> [ОТРЫВОК]:
━━━━━━━━━━━━━━━━━━━━━━━━━━━━━━

Перед нами — речь, которая по обстоятельствам своего произнесения не имеет ровно ничего общего с эпитафиями. И тем не менее по всей своей топике это типичнейший эпитафий, который смело может быть поставлен в один ряд с вышеперечисленными памятниками этого жанра — если не по букве, то по духу. Сделаем несколько попутных замечаний к этому месту. Во-первых, если признать, что Геродот хоть сколько-нибудь аутентично передает содержание речи афинян, а не выдумал ее от начала до конца, то приходится констатировать, что уже к 479 г. до н. э. жанр надгробной речи в своих основных чертах вполне сложился, — вопреки мнению исследователей, относящих ее введение к 460-м гг. до н. э.

Во-вторых, несомненно неоднократное сюжетное пересечение процитированного здесь «квази-эпитафия» (равно как и эпитафиев в собственном смысле слова) с фабулами некоторых афинских трагедий V в. до н. э., а именно той их группы, где главным событием является мольба (гикетия) к афинянам о защите со стороны неких лиц, подвергающихся обиде, и следующая за этим помощь Афин. Эту группу трагедий («Просительницы» и «Эвмениды» Эсхила, «Эдип в Колоне» Софокла, «Гераклиды» и «Просительницы» Еврипида) мы выделили в одной из предыдущих работ[427]. Тогда мы никак не связывали их с эпитафием, поскольку еще не занимались специально этим культурным феноменом. Теперь же для нас эта связь очевидна, тем более что удалось выявить специфический тип тенденциозного историзма в классической аттической драме[428], и он оказывается весьма близким тому, который мы обнаруживаем в надгробных речах[429]. В свою очередь, грандиозные памятники трагедии имели несомненное воздействие на труды ранних историков[430]. В частности, известно, что Геродот и Софокл были дружны[431]. Обычно замечают в данной связи заимствования Софокла у Геродота; но по меньшей мере вполне естественно допустить и обратный процесс. Одним словом, «отец истории» испытывал влияние эпитафия как непосредственно, так и опосредованно.

━━━━━━━━━━━━━━━━━━━━━━━━━━━━━━

Данные о координатах разметки:
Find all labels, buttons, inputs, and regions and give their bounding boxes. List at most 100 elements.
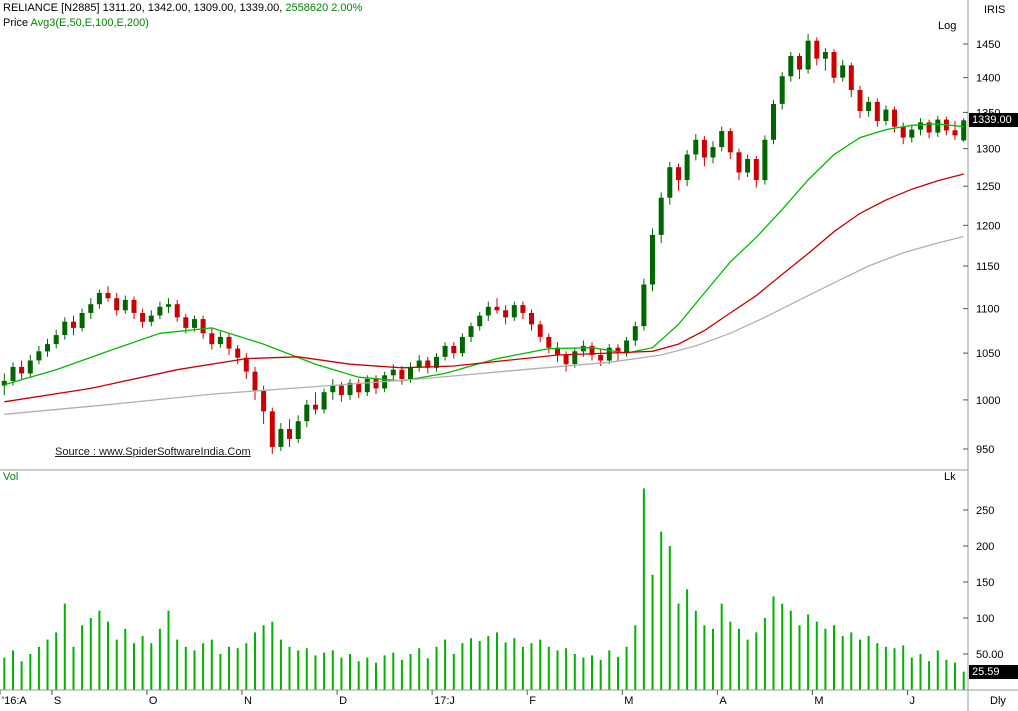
candle-body — [529, 313, 534, 325]
candle-body — [572, 351, 578, 365]
candle-body — [235, 348, 241, 358]
candle-body — [650, 234, 655, 285]
ohlc-values: 1311.20, 1342.00, 1309.00, 1339.00, — [102, 2, 283, 14]
candle-body — [857, 90, 863, 111]
candle-body — [71, 321, 76, 328]
candle-body — [373, 379, 379, 389]
candle-body — [243, 357, 249, 372]
candle-body — [745, 159, 751, 173]
candle-body — [701, 139, 707, 158]
avg-indicator-label: Avg3(E,50,E,100,E,200) — [30, 17, 149, 29]
candle-body — [166, 304, 171, 307]
candle-body — [330, 385, 336, 393]
app-name-label: IRIS — [984, 4, 1006, 16]
candle-body — [676, 167, 681, 181]
candle-body — [952, 130, 958, 136]
candle-body — [667, 167, 673, 198]
candle-body — [831, 52, 837, 78]
candle-body — [217, 336, 223, 345]
candle-body — [252, 371, 258, 391]
price-tick-label: 1100 — [976, 304, 1000, 316]
candle-body — [131, 299, 137, 313]
periodicity-label[interactable]: Dly — [990, 695, 1006, 707]
candle-body — [459, 336, 465, 354]
candle-body — [338, 385, 344, 396]
candle-body — [866, 101, 872, 112]
volume-tick-label: 150 — [976, 577, 994, 589]
candle-body — [624, 340, 630, 354]
candle-body — [822, 52, 828, 59]
candle-body — [580, 345, 586, 352]
symbol-label: RELIANCE [N2885] — [3, 2, 100, 14]
candle-body — [468, 326, 474, 337]
price-panel-label: Price — [3, 17, 29, 29]
candle-body — [269, 411, 275, 447]
candle-body — [192, 319, 197, 328]
candle-body — [209, 333, 215, 345]
indicator-header: Price Avg3(E,50,E,100,E,200) — [3, 17, 149, 29]
candle-body — [710, 147, 716, 158]
candle-body — [503, 310, 509, 318]
ema50-line — [4, 123, 964, 386]
candle-body — [53, 335, 59, 345]
candle-body — [140, 313, 146, 322]
candle-body — [442, 345, 448, 357]
log-scale-label[interactable]: Log — [938, 20, 957, 32]
volume-tick-label: 200 — [976, 541, 994, 553]
candle-body — [200, 319, 206, 334]
candle-body — [727, 131, 733, 153]
candle-body — [719, 131, 725, 148]
candle-body — [797, 56, 802, 70]
x-axis-month-label: M — [814, 695, 823, 707]
candle-body — [520, 305, 526, 313]
candle-body — [278, 429, 284, 447]
source-note: Source : www.SpiderSoftwareIndia.Com — [55, 446, 251, 458]
candle-body — [485, 306, 491, 316]
candle-body — [840, 65, 846, 78]
candle-body — [226, 336, 232, 349]
candle-body — [606, 347, 612, 361]
candle-body — [451, 345, 457, 354]
candle-body — [45, 344, 50, 352]
candle-body — [598, 355, 604, 361]
candle-body — [935, 119, 941, 133]
price-tick-label: 1250 — [976, 181, 1000, 193]
volume-tick-label: 100 — [976, 613, 994, 625]
candle-body — [537, 324, 543, 337]
candle-body — [892, 109, 897, 127]
candle-body — [122, 299, 128, 311]
candle-body — [434, 356, 439, 368]
candle-body — [19, 366, 25, 374]
candle-body — [96, 293, 102, 305]
candle-body — [788, 56, 794, 77]
ema200-line — [4, 235, 964, 415]
candle-body — [736, 152, 742, 173]
price-tick-label: 1400 — [976, 73, 1000, 85]
price-tick-label: 1200 — [976, 220, 1000, 232]
candle-body — [1, 380, 7, 386]
price-tick-label: 950 — [976, 444, 994, 456]
candle-body — [563, 355, 569, 365]
candle-body — [511, 305, 517, 318]
candle-body — [900, 126, 906, 138]
x-axis-month-label: N — [244, 695, 252, 707]
candle-body — [909, 129, 915, 138]
candle-body — [79, 313, 85, 328]
candle-body — [88, 304, 94, 313]
last-volume-badge: 25.59 — [969, 664, 1018, 679]
ema100-line — [4, 173, 964, 403]
last-price-badge: 1339.00 — [969, 113, 1018, 128]
x-axis-month-label: J — [910, 695, 916, 707]
candle-body — [684, 154, 690, 180]
candle-body — [304, 404, 310, 422]
volume-change-value: 2558620 2.00% — [285, 2, 363, 14]
candle-body — [347, 382, 353, 396]
x-axis-month-label: S — [54, 695, 61, 707]
candle-body — [555, 347, 560, 355]
candle-body — [918, 122, 923, 130]
x-axis-month-label: O — [149, 695, 158, 707]
price-tick-label: 1050 — [976, 348, 1000, 360]
volume-panel-label: Vol — [3, 471, 19, 483]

━━━━━━━━━━━━━━━━━━━━━━━━━━━━━━

> [ЧТО НУЖНО СДЕЛАТЬ]:
1) Перепишите дословно часть отрывка, начиная со слов «Перед нами —» и далее вплоть до слов «гг. до н. э.».
2) Назовите все трагедии, которые отрывок относит к группе с мольбой к афинянам о защите. Для каждой укажите автора.

> [РЕШЕНИЯ ПО ЗАДАНИЯМ]:
1)
Перед нами — речь, которая по обстоятельствам своего произнесения не имеет ровно ничего общего с эпитафиями. И тем не менее по всей своей топике это типичнейший эпитафий, который смело может быть поставлен в один ряд с вышеперечисленными памятниками этого жанра — если не по букве, то по духу. Сделаем несколько попутных замечаний к этому месту. Во-первых, если признать, что Геродот хоть сколько-нибудь аутентично передает содержание речи афинян, а не выдумал ее от начала до конца, то приходится констатировать, что уже к 479 г. до н. э. жанр надгробной речи в своих основных чертах вполне сложился, — вопреки мнению исследователей, относящих ее введение к 460-м гг. до н. э.

2)
«Просительницы» (Эсхил)
«Эвмениды» (Эсхил)
«Эдип в Колоне» (Софокл)
«Гераклиды» (Еврипид)
«Просительницы» (Еврипид)